SET EXERCISE. Pull out every line below holding the word "trải".

DATA FOR THE TASK.
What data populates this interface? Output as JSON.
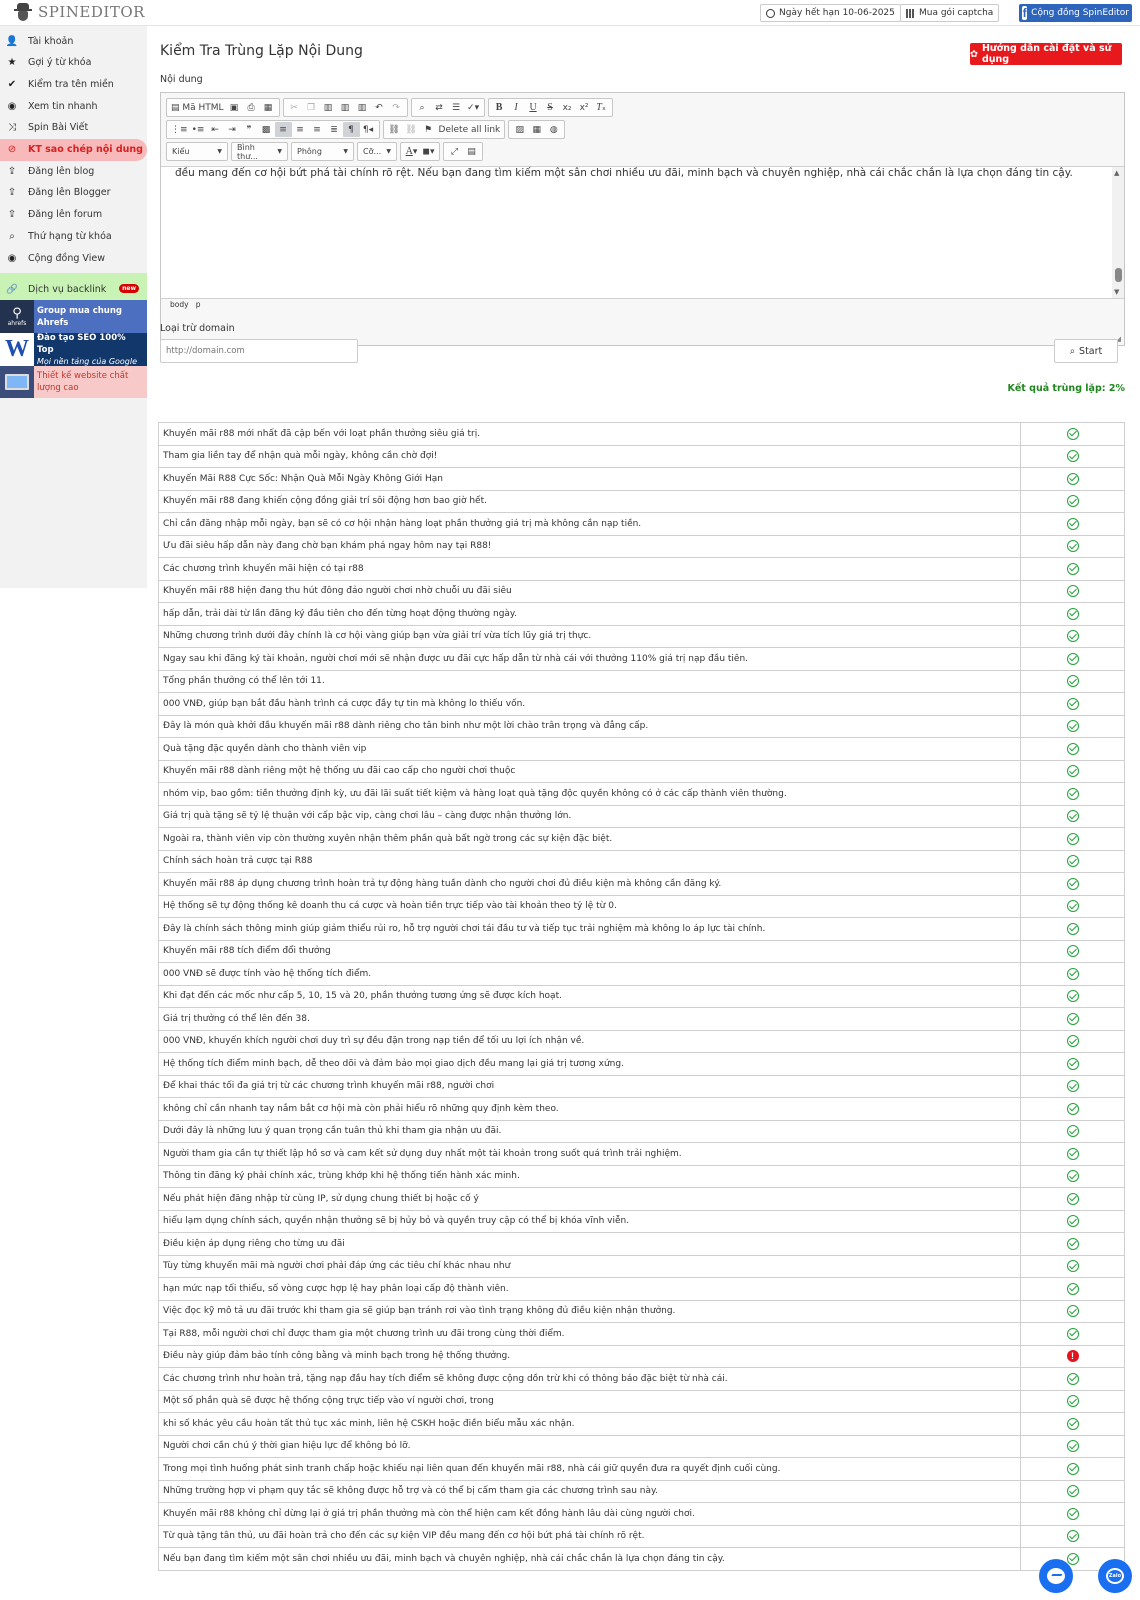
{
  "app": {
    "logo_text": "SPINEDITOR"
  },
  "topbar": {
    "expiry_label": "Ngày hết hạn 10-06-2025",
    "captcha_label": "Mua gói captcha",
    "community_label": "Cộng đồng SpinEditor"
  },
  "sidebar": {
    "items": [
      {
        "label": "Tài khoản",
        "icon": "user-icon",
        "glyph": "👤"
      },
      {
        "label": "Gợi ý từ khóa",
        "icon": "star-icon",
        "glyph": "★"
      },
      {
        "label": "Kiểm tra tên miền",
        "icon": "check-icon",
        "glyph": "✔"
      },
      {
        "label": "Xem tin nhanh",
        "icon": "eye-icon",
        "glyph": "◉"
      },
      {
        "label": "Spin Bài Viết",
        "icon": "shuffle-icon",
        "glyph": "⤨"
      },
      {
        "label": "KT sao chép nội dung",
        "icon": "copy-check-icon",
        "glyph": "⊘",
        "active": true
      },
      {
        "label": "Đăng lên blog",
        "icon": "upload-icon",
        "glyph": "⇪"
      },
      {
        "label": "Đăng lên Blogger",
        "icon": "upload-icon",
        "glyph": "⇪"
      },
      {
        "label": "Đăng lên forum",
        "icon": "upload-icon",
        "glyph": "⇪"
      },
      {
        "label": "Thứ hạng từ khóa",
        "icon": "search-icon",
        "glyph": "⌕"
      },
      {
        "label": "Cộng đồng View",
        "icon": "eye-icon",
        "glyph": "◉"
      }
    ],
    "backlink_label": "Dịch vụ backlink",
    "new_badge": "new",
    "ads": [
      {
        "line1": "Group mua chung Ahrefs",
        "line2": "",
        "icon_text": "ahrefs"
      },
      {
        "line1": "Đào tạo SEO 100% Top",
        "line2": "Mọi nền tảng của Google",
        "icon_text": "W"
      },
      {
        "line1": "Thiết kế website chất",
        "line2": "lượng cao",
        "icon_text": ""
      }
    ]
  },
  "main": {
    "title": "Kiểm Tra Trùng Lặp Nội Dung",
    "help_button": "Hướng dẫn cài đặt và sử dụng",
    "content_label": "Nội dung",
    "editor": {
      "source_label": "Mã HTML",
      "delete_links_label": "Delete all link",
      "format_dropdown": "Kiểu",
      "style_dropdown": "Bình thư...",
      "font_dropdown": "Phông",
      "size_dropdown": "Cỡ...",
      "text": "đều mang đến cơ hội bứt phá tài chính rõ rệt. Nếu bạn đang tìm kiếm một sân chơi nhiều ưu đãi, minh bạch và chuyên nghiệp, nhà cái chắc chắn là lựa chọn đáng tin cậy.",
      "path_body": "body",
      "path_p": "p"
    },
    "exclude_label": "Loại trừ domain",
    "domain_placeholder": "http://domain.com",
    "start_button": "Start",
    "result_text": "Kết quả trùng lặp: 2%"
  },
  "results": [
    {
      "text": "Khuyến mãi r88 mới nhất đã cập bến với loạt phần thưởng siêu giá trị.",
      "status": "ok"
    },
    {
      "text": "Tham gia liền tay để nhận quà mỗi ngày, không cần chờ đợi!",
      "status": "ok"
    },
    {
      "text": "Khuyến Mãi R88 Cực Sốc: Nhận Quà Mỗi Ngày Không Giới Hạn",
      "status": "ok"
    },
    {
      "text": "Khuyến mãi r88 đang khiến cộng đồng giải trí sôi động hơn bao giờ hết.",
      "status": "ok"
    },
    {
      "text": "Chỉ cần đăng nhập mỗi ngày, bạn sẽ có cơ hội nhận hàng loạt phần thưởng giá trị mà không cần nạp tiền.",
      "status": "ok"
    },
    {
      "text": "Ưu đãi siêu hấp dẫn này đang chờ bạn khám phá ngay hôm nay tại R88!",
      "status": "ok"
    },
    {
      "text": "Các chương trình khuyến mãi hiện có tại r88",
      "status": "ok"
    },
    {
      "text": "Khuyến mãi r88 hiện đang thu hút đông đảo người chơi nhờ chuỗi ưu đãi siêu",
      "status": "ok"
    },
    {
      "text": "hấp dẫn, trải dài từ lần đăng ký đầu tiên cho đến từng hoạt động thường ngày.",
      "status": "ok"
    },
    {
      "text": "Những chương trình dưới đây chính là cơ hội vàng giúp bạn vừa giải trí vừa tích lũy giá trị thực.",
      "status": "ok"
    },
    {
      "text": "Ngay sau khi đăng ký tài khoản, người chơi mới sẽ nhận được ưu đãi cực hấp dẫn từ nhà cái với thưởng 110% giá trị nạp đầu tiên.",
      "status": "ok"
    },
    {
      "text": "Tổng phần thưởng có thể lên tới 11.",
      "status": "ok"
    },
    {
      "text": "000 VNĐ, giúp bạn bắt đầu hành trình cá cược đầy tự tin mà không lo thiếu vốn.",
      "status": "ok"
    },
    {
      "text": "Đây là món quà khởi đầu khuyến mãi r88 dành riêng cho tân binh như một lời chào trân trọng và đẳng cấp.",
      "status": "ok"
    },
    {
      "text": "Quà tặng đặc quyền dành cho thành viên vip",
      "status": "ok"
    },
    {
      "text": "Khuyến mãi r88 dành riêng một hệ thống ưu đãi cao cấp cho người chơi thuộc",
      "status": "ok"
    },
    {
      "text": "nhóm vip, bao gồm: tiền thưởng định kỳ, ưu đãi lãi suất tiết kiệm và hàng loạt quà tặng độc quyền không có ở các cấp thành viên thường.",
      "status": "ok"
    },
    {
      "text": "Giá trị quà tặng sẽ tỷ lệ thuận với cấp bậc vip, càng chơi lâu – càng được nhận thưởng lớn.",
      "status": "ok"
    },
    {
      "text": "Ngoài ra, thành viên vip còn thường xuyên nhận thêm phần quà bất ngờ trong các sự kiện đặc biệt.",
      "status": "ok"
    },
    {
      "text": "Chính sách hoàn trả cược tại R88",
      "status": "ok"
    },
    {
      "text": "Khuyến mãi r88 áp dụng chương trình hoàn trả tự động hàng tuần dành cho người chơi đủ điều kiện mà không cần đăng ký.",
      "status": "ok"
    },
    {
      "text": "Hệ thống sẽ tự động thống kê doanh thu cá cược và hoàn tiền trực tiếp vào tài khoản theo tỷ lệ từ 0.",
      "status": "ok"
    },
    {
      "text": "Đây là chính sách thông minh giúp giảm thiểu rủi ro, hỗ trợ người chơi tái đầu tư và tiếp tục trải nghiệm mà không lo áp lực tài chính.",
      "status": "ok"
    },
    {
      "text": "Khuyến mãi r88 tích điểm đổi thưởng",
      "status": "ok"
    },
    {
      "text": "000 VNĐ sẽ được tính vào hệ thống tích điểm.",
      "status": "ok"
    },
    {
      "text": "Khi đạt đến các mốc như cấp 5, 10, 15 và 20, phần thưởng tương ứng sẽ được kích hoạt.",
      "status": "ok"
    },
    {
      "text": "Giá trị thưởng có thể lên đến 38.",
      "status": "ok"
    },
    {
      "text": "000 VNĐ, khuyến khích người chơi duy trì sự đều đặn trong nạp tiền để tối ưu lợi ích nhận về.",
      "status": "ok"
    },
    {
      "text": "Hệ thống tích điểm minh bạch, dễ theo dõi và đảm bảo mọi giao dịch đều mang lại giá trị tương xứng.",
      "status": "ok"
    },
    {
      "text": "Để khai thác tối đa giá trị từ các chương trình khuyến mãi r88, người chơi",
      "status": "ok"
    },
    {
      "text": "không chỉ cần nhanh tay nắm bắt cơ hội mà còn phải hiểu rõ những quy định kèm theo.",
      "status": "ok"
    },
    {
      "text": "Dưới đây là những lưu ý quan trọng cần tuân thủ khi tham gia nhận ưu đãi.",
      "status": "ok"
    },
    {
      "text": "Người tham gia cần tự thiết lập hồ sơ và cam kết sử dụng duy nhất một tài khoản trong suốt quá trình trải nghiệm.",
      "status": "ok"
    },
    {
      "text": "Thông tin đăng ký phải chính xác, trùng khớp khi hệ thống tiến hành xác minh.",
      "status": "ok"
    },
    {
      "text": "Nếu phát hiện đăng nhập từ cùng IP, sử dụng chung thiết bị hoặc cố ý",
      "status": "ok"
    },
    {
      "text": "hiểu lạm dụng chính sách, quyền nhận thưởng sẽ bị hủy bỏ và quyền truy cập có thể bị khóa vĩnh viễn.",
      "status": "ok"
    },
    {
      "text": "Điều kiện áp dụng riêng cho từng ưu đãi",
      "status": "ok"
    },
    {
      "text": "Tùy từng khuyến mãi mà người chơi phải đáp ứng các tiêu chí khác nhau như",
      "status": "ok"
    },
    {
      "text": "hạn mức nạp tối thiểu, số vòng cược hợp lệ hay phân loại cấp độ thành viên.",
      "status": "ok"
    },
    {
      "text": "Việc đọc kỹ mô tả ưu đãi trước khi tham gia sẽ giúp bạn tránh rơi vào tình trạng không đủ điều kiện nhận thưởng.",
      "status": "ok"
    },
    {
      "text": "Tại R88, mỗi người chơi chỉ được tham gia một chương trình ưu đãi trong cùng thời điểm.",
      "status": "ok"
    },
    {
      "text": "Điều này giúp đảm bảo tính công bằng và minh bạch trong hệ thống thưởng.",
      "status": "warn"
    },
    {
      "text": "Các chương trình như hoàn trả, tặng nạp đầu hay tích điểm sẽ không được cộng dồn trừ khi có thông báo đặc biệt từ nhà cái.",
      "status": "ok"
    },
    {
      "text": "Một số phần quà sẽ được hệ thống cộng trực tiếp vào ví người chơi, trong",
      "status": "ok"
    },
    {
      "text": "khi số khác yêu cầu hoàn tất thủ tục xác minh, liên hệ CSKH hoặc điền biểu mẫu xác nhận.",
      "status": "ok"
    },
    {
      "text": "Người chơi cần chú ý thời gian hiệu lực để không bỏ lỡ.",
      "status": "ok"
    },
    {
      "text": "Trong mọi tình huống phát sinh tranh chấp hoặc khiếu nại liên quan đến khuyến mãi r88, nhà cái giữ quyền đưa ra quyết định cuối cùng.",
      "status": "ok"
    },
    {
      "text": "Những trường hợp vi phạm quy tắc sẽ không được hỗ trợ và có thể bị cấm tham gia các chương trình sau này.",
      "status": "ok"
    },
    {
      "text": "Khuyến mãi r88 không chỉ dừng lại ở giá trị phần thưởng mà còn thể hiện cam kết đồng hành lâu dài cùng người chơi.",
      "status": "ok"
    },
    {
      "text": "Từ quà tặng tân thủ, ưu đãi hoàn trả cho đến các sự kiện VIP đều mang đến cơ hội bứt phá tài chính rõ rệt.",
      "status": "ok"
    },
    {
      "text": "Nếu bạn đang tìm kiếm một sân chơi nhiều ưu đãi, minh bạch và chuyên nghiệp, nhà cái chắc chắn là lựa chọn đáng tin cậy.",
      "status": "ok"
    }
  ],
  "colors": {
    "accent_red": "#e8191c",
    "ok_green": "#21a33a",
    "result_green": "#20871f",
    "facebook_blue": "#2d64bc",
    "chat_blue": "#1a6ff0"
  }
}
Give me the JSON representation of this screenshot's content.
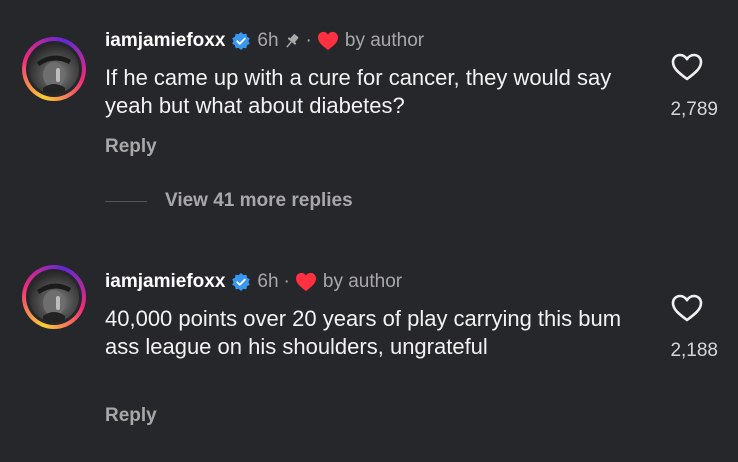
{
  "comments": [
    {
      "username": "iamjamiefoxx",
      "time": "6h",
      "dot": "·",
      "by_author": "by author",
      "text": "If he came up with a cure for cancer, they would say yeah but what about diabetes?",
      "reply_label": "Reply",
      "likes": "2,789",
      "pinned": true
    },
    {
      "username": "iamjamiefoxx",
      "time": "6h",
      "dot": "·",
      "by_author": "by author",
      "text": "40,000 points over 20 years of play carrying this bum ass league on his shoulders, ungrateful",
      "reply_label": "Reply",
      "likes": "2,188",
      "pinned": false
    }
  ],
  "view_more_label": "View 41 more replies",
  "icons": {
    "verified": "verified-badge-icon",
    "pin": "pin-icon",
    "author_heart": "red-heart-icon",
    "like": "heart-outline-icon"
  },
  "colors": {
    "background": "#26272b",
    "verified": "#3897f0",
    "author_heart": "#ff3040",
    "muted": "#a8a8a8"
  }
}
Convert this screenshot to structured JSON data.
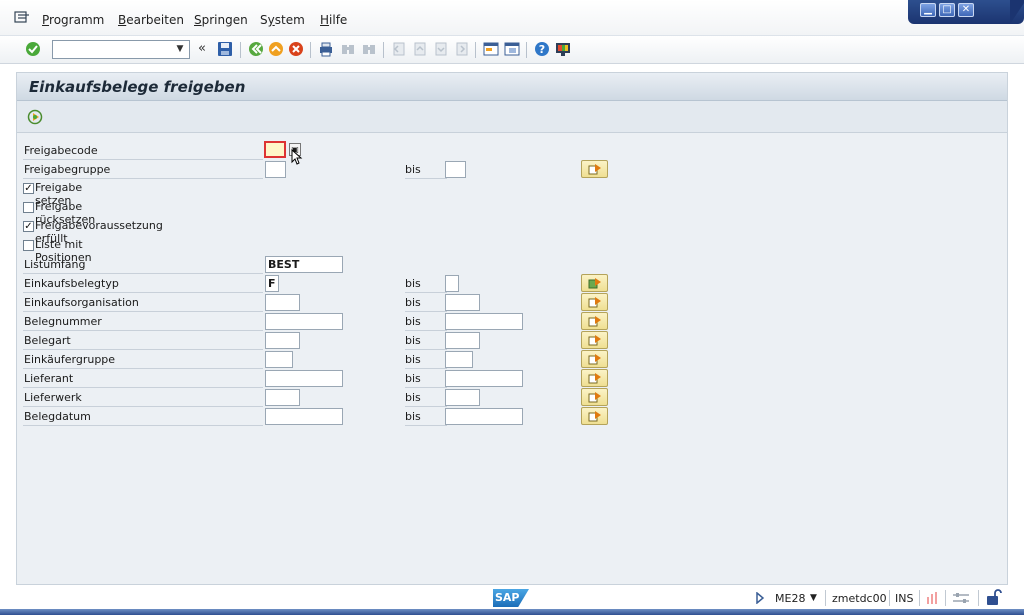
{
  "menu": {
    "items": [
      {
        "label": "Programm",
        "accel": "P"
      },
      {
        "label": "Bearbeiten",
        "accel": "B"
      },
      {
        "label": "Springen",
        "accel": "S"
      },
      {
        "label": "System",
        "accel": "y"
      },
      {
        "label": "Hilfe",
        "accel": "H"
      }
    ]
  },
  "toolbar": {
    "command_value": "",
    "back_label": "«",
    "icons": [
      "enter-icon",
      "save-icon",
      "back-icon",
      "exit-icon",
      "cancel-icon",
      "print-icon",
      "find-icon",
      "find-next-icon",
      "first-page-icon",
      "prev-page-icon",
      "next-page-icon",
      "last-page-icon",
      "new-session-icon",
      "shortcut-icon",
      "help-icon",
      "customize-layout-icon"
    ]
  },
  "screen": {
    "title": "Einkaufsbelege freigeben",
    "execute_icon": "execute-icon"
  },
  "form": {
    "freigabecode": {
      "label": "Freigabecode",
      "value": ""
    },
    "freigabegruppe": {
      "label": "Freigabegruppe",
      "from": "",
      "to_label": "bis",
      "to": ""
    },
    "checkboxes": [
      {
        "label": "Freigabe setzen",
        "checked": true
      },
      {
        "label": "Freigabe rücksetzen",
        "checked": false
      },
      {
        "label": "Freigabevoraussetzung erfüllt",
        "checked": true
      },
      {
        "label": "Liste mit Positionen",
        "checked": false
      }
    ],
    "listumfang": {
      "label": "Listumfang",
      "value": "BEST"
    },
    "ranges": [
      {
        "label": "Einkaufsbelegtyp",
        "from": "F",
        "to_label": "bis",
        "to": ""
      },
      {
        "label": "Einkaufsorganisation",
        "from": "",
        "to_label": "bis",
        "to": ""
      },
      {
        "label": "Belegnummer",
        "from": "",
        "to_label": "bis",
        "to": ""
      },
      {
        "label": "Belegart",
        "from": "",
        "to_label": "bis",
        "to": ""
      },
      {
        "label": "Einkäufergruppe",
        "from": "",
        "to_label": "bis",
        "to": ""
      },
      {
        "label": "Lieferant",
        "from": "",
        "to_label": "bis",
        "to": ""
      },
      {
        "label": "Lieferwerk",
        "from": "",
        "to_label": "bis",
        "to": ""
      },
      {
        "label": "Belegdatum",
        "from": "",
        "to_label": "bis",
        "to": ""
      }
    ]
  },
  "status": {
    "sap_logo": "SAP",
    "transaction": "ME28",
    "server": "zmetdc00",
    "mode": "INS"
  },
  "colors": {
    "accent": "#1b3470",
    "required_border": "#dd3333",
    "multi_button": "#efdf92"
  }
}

TASK SOLUTION.
      "text": "hấp dẫn, trải dài từ lần đăng ký đầu tiên cho đến từng hoạt động thường ngày.",
      "text": "Đây là chính sách thông minh giúp giảm thiểu rủi ro, hỗ trợ người chơi tái đầu tư và tiếp tục trải nghiệm mà không lo áp lực tài chính.",
      "text": "Người tham gia cần tự thiết lập hồ sơ và cam kết sử dụng duy nhất một tài khoản trong suốt quá trình trải nghiệm.",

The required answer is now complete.